Keep only the lines of the data below that contain "المؤمن", and copy them.

___ DATASET RECORDS ___

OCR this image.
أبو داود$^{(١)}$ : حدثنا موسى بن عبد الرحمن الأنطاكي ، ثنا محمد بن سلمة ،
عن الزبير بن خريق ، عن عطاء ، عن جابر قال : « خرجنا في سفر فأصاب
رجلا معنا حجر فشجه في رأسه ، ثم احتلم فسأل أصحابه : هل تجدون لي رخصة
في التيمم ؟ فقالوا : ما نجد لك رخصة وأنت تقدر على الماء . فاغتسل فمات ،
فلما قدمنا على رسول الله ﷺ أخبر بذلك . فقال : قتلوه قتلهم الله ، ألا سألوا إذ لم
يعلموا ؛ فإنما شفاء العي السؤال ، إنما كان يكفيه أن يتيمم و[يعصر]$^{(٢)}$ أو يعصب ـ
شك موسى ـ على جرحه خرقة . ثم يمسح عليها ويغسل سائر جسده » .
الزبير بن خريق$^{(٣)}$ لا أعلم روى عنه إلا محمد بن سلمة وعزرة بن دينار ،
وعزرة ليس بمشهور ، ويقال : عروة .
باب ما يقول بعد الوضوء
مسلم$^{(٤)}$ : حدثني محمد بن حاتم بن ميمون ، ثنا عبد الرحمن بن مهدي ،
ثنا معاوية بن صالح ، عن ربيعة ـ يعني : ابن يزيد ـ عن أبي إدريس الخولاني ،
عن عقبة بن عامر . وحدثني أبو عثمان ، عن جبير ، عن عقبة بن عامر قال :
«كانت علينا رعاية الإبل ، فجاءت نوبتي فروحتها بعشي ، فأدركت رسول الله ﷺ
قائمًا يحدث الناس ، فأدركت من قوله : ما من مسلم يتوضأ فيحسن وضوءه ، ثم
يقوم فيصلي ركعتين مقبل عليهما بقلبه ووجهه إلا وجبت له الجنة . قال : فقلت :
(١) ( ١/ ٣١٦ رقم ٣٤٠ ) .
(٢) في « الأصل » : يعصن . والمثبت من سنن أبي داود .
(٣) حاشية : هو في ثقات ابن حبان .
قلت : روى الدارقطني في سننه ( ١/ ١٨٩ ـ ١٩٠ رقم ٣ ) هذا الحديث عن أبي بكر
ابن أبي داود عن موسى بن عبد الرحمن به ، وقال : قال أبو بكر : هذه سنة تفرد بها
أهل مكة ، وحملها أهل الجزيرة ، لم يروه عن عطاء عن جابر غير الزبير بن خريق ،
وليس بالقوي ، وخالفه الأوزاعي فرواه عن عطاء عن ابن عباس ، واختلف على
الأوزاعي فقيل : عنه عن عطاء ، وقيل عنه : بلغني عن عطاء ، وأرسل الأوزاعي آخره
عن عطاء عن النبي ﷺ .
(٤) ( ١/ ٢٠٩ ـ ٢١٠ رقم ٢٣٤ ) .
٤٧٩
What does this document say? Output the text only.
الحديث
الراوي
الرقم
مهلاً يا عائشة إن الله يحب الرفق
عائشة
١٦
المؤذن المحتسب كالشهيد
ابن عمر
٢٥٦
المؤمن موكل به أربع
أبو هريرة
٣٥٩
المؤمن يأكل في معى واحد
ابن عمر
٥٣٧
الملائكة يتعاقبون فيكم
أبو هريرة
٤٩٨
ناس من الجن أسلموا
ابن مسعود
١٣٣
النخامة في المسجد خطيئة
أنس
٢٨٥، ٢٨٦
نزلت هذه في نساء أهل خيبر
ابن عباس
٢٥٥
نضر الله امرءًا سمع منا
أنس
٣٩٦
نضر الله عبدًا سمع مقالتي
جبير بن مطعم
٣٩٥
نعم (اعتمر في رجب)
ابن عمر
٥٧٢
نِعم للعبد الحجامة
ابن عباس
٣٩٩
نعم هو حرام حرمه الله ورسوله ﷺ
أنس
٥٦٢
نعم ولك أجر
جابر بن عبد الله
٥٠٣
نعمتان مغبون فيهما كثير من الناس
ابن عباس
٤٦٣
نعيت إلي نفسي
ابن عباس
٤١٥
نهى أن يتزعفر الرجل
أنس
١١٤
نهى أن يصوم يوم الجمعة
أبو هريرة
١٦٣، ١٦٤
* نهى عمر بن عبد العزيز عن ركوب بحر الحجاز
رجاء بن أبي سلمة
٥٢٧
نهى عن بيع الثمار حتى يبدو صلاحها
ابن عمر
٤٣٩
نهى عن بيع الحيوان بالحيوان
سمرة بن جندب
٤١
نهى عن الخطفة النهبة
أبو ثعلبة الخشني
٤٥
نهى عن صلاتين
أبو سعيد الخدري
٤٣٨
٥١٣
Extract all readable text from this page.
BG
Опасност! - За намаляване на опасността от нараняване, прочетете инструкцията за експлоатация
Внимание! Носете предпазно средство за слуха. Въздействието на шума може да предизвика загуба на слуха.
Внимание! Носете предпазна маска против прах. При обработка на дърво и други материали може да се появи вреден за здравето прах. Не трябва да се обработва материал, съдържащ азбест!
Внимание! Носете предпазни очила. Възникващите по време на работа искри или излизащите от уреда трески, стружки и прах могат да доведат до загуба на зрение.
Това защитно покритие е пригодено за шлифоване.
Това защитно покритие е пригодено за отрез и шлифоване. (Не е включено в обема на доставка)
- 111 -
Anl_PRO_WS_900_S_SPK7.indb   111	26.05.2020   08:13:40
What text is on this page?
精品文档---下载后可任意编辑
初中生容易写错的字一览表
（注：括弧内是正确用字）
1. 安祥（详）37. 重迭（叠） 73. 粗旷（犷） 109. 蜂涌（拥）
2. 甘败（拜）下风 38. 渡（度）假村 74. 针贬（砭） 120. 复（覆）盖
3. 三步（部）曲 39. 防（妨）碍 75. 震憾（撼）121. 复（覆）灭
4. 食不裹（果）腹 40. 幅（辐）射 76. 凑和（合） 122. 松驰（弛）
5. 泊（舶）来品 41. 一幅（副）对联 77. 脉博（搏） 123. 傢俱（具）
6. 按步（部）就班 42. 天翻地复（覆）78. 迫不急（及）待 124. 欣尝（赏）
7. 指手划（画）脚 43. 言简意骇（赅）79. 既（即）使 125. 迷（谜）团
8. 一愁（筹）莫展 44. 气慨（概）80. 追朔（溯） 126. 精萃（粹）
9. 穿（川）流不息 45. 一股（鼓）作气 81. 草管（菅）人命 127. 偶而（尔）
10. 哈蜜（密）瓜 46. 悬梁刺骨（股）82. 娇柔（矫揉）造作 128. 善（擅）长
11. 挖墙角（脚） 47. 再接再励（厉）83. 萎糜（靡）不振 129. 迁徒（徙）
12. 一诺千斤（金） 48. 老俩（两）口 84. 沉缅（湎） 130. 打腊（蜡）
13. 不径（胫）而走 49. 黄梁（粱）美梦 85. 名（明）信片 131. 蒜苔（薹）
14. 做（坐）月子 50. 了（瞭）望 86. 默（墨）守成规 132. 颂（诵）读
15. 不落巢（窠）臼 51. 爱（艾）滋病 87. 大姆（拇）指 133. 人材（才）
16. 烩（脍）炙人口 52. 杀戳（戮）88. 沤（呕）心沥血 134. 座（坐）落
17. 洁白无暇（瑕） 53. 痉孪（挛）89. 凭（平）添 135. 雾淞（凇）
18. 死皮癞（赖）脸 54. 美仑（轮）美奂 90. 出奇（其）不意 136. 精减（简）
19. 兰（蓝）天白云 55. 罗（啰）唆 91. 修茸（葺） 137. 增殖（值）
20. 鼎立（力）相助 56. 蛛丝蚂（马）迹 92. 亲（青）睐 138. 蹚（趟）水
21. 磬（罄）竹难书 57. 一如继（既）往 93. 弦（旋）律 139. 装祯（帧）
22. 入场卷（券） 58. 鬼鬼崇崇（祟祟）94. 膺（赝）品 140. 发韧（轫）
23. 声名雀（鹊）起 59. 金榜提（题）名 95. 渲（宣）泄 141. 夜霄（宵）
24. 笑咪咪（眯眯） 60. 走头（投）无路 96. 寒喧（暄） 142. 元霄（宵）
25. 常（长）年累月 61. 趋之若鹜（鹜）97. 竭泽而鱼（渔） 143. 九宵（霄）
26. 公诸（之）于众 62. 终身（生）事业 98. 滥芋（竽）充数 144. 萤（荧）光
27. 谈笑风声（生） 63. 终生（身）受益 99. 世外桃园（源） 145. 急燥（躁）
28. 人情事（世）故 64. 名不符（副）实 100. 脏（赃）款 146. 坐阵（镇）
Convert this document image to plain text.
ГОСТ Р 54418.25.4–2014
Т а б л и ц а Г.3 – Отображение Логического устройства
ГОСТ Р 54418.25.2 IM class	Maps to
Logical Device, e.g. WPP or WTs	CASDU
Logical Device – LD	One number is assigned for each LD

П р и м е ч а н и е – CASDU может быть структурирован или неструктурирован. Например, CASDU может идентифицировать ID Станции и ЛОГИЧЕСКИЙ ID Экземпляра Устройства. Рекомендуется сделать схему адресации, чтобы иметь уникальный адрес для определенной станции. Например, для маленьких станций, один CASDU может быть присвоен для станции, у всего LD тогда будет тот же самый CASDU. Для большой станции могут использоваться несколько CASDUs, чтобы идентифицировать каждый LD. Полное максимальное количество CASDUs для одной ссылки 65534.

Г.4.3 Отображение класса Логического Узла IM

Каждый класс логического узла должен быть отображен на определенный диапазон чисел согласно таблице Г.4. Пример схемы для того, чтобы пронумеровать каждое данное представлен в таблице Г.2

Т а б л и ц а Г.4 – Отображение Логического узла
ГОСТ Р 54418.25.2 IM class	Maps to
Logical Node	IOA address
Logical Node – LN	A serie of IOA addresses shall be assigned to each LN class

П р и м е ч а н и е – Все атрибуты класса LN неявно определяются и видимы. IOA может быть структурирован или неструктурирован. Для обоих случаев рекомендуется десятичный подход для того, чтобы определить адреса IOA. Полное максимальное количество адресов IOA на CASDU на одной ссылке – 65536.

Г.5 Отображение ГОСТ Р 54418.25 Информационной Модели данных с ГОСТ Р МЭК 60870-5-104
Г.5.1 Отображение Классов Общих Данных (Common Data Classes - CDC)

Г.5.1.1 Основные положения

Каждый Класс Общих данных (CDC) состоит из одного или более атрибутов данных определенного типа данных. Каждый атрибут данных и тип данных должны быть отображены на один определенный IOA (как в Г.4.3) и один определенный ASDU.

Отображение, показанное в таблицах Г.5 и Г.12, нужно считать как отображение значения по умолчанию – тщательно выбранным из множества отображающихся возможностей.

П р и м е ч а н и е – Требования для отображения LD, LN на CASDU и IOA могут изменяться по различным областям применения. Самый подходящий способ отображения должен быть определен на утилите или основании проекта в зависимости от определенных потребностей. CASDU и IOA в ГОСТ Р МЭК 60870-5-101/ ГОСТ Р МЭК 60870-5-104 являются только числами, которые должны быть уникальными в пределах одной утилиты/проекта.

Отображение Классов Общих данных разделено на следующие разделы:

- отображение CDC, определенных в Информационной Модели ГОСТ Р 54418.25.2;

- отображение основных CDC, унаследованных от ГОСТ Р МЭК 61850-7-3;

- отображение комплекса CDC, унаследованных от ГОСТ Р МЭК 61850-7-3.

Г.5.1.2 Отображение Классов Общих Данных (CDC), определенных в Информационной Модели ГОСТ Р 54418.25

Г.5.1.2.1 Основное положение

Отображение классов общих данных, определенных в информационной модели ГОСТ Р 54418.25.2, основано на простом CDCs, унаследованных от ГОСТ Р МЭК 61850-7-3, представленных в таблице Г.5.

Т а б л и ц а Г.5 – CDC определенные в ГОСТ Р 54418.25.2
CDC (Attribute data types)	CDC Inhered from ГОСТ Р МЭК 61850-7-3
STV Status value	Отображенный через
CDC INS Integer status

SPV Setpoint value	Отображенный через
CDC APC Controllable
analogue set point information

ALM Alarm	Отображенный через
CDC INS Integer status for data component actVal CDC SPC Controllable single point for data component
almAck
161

___

**THE COMPLETED TASK**
المؤمن موكل به أربع
المؤمن يأكل في معى واحد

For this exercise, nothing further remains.